__Stated exercise__
Print the records below exactly as they appear, from the line with "data-point (316, 233, 322, 240)" to the line with "data-point (528, 283, 535, 290)", including both of those lines and nothing else.
______________________________
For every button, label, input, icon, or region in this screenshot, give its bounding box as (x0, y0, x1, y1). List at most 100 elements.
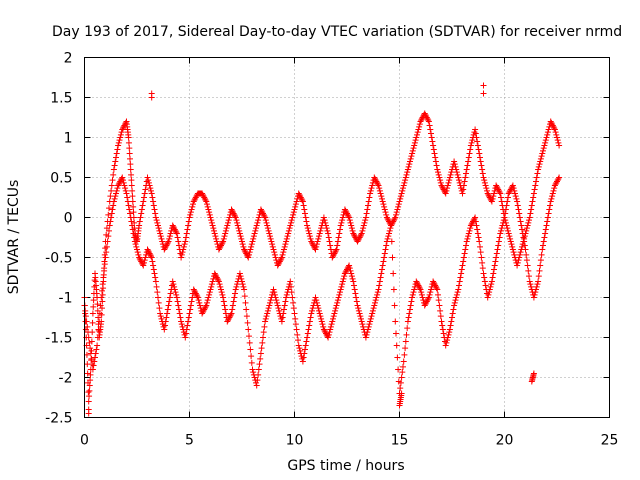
data-point (316, 233, 322, 240)
data-point (553, 179, 560, 186)
data-point (343, 209, 350, 216)
data-point (237, 233, 244, 240)
data-point (446, 326, 453, 333)
data-point (142, 186, 149, 193)
data-point (217, 283, 224, 290)
data-point (302, 346, 308, 353)
data-point (248, 359, 255, 366)
data-point (334, 299, 341, 306)
data-point (391, 302, 398, 309)
data-point (401, 351, 408, 358)
data-point (229, 207, 236, 214)
data-point (453, 166, 460, 173)
data-point (544, 129, 551, 136)
data-point (218, 286, 224, 293)
data-point (191, 287, 198, 294)
data-point (465, 158, 472, 165)
data-point (422, 301, 429, 308)
data-point (332, 249, 339, 256)
data-point (339, 281, 346, 288)
data-point (477, 158, 484, 165)
data-point (89, 319, 96, 326)
data-point (131, 238, 138, 245)
data-point (391, 215, 398, 222)
data-point (528, 283, 535, 290)
data-point (554, 137, 561, 144)
data-point (229, 306, 236, 313)
data-point (464, 235, 471, 242)
data-point (397, 195, 404, 202)
data-point (446, 329, 453, 336)
data-point (431, 281, 438, 288)
data-point (170, 281, 177, 288)
data-point (293, 198, 300, 205)
data-point (326, 329, 333, 336)
data-point (552, 129, 559, 136)
data-point (532, 182, 539, 189)
data-point (538, 251, 545, 258)
data-point (185, 222, 192, 229)
data-point (514, 198, 521, 205)
data-point (402, 174, 409, 181)
data-point (356, 310, 363, 317)
data-point (341, 206, 348, 213)
data-point (335, 294, 342, 301)
data-point (203, 302, 210, 309)
data-point (437, 307, 444, 314)
data-point (490, 270, 497, 277)
data-point (527, 210, 534, 217)
data-point (178, 254, 185, 261)
data-point (238, 235, 245, 242)
data-point (209, 222, 216, 229)
data-point (255, 371, 262, 378)
data-point (176, 242, 182, 249)
data-point (266, 302, 273, 309)
data-point (275, 261, 282, 268)
data-point (94, 342, 101, 349)
data-point (418, 291, 425, 298)
data-point (300, 202, 307, 209)
data-point (208, 219, 215, 226)
data-point (162, 318, 169, 325)
data-point (491, 190, 497, 197)
data-point (239, 241, 246, 248)
data-point (327, 246, 334, 253)
data-point (435, 291, 441, 298)
data-point (221, 233, 228, 240)
data-point (326, 238, 333, 245)
data-point (505, 227, 511, 234)
data-point (280, 249, 287, 256)
data-point (371, 174, 378, 181)
data-point (513, 195, 520, 202)
data-point (85, 389, 92, 396)
data-point (206, 209, 213, 216)
data-point (365, 202, 371, 209)
data-point (246, 251, 252, 258)
data-point (347, 267, 354, 274)
data-point (484, 294, 491, 301)
data-point (313, 243, 320, 250)
data-point (234, 222, 241, 229)
data-point (465, 233, 472, 240)
data-point (255, 217, 262, 224)
data-point (356, 234, 363, 241)
data-point (179, 323, 186, 330)
data-point (429, 138, 436, 145)
data-point (428, 286, 434, 293)
data-point (229, 209, 236, 216)
data-point (449, 314, 455, 321)
data-point (332, 307, 339, 314)
data-point (337, 289, 343, 296)
data-point (127, 161, 134, 168)
data-point (459, 262, 466, 269)
data-point (374, 179, 381, 186)
data-point (316, 310, 323, 317)
data-point (448, 169, 455, 176)
data-point (169, 278, 176, 285)
data-point (225, 217, 232, 224)
data-point (306, 322, 313, 329)
data-point (114, 146, 121, 153)
data-point (471, 129, 478, 136)
data-point (231, 294, 238, 301)
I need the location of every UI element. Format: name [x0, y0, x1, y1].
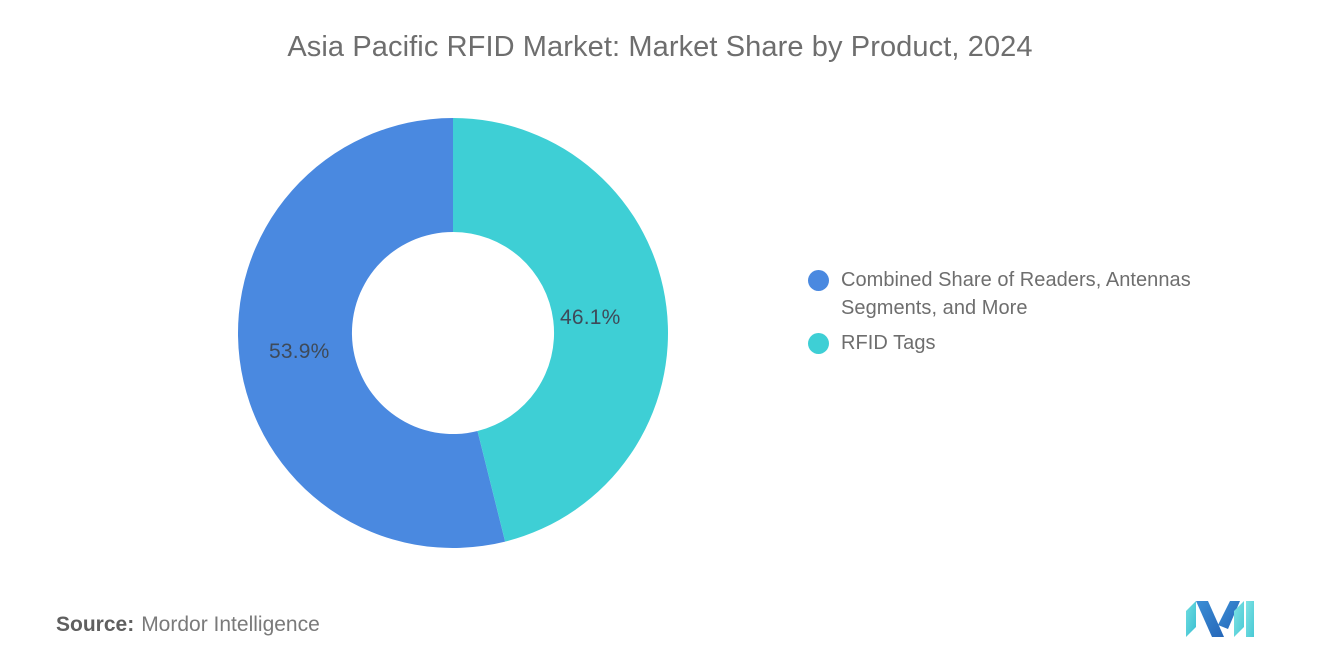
pie-slice-label-combined-share: 53.9%	[269, 340, 330, 363]
source-attribution: Source: Mordor Intelligence	[56, 613, 320, 637]
legend-swatch-teal-icon	[808, 333, 829, 354]
legend-label-combined-share: Combined Share of Readers, Antennas Segm…	[841, 269, 1191, 319]
pie-slice-rfid-tags[interactable]	[453, 118, 668, 542]
brand-logo-svg	[1186, 601, 1254, 637]
chart-legend: Combined Share of Readers, Antennas Segm…	[808, 266, 1278, 364]
source-value: Mordor Intelligence	[141, 613, 320, 636]
chart-title: Asia Pacific RFID Market: Market Share b…	[287, 31, 1033, 63]
legend-label-rfid-tags: RFID Tags	[841, 332, 936, 354]
source-label: Source:	[56, 613, 135, 636]
pie-slice-label-rfid-tags: 46.1%	[560, 306, 621, 329]
legend-swatch-blue-icon	[808, 270, 829, 291]
legend-item-rfid-tags[interactable]: RFID Tags	[808, 329, 1278, 357]
donut-chart: 53.9% 46.1%	[238, 118, 668, 548]
donut-chart-svg	[238, 118, 668, 548]
legend-item-combined-share[interactable]: Combined Share of Readers, Antennas Segm…	[808, 266, 1278, 322]
mordor-intelligence-logo-icon	[1184, 599, 1256, 637]
pie-slice-combined-share[interactable]	[238, 118, 506, 548]
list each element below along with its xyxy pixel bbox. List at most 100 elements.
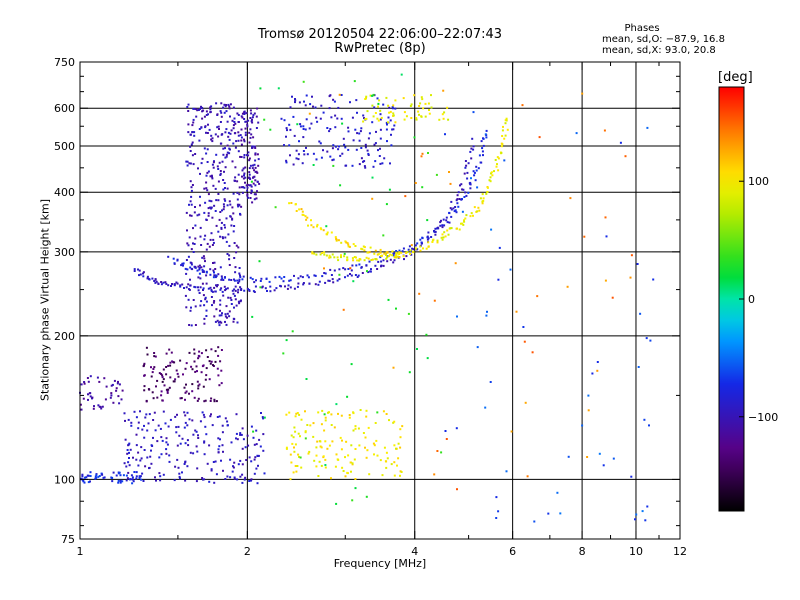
data-point [243,174,245,177]
data-point [189,133,192,136]
data-point [237,205,240,208]
data-point [465,214,468,217]
data-point [326,127,329,129]
data-point [220,115,223,118]
data-point [191,141,194,144]
data-point [210,232,213,235]
data-point [352,429,355,432]
data-point [228,105,231,108]
data-point [211,140,214,143]
data-point [189,200,192,203]
data-point [596,369,599,372]
data-point [547,512,550,515]
data-point [319,117,322,120]
data-point [349,273,351,275]
data-point [339,154,342,157]
data-point [304,104,307,107]
data-point [249,178,252,180]
data-point [382,264,385,267]
data-point [220,369,223,372]
data-point [233,242,236,244]
data-point [200,126,203,129]
data-point [448,171,450,173]
data-point [218,445,221,448]
data-point [203,211,206,214]
data-point [184,479,187,482]
data-point [150,444,153,447]
data-point [199,420,202,423]
data-point [232,465,234,468]
data-point [374,249,377,252]
data-point [296,123,299,126]
data-point [401,250,404,253]
data-point [246,287,249,290]
data-point [176,282,179,285]
y-tick-label: 500 [54,140,75,153]
data-point [250,190,253,193]
data-point [213,300,216,302]
data-point [386,140,388,143]
data-point [236,191,239,194]
data-point [306,274,309,277]
data-point [218,324,221,327]
data-point [254,179,257,182]
data-point [198,292,201,294]
data-point [152,436,154,439]
data-point [220,142,223,145]
data-point [117,481,120,484]
data-point [387,116,390,119]
data-point [237,139,240,142]
data-point [237,173,240,176]
data-point [169,364,172,367]
data-point [252,164,254,167]
data-point [351,499,354,502]
data-point [533,520,536,523]
data-point [476,186,479,189]
data-point [168,460,171,463]
data-point [397,457,400,460]
data-point [255,170,258,173]
data-point [224,276,226,279]
data-point [235,251,238,254]
data-point [236,198,239,201]
data-point [205,315,208,317]
data-point [256,482,259,485]
data-point [304,430,307,433]
data-point [83,476,86,479]
data-point [385,413,388,415]
data-point [379,113,382,116]
data-point [349,461,352,464]
data-point [160,281,163,283]
data-point [302,214,305,216]
data-point [389,258,392,261]
data-point [230,224,233,227]
data-point [126,477,129,480]
data-point [232,320,235,323]
data-point [225,305,228,308]
data-point [346,471,349,474]
data-point [304,410,306,413]
data-point [120,398,123,401]
data-point [450,215,453,218]
data-point [350,274,353,277]
data-point [630,254,633,257]
data-point [223,170,225,173]
data-point [154,476,156,479]
data-point [229,203,232,206]
data-point [224,147,226,150]
data-point [489,381,492,383]
data-point [237,288,240,291]
data-point [421,186,424,189]
data-point [299,275,302,278]
data-point [298,208,301,211]
data-point [291,95,293,98]
data-point [247,444,250,447]
data-point [288,123,291,126]
data-point [531,351,534,354]
data-point [135,471,138,474]
data-point [404,195,407,198]
data-point [210,174,213,177]
data-point [251,167,254,170]
data-point [226,253,229,255]
data-point [289,106,292,109]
______________________________
__Expected output__
data-point (316, 233, 322, 240)
data-point (553, 179, 560, 186)
data-point (343, 209, 350, 216)
data-point (237, 233, 244, 240)
data-point (446, 326, 453, 333)
data-point (142, 186, 149, 193)
data-point (217, 283, 224, 290)
data-point (302, 346, 308, 353)
data-point (248, 359, 255, 366)
data-point (334, 299, 341, 306)
data-point (391, 302, 398, 309)
data-point (401, 351, 408, 358)
data-point (229, 207, 236, 214)
data-point (453, 166, 460, 173)
data-point (544, 129, 551, 136)
data-point (218, 286, 224, 293)
data-point (191, 287, 198, 294)
data-point (465, 158, 472, 165)
data-point (422, 301, 429, 308)
data-point (332, 249, 339, 256)
data-point (339, 281, 346, 288)
data-point (477, 158, 484, 165)
data-point (89, 319, 96, 326)
data-point (131, 238, 138, 245)
data-point (391, 215, 398, 222)
data-point (528, 283, 535, 290)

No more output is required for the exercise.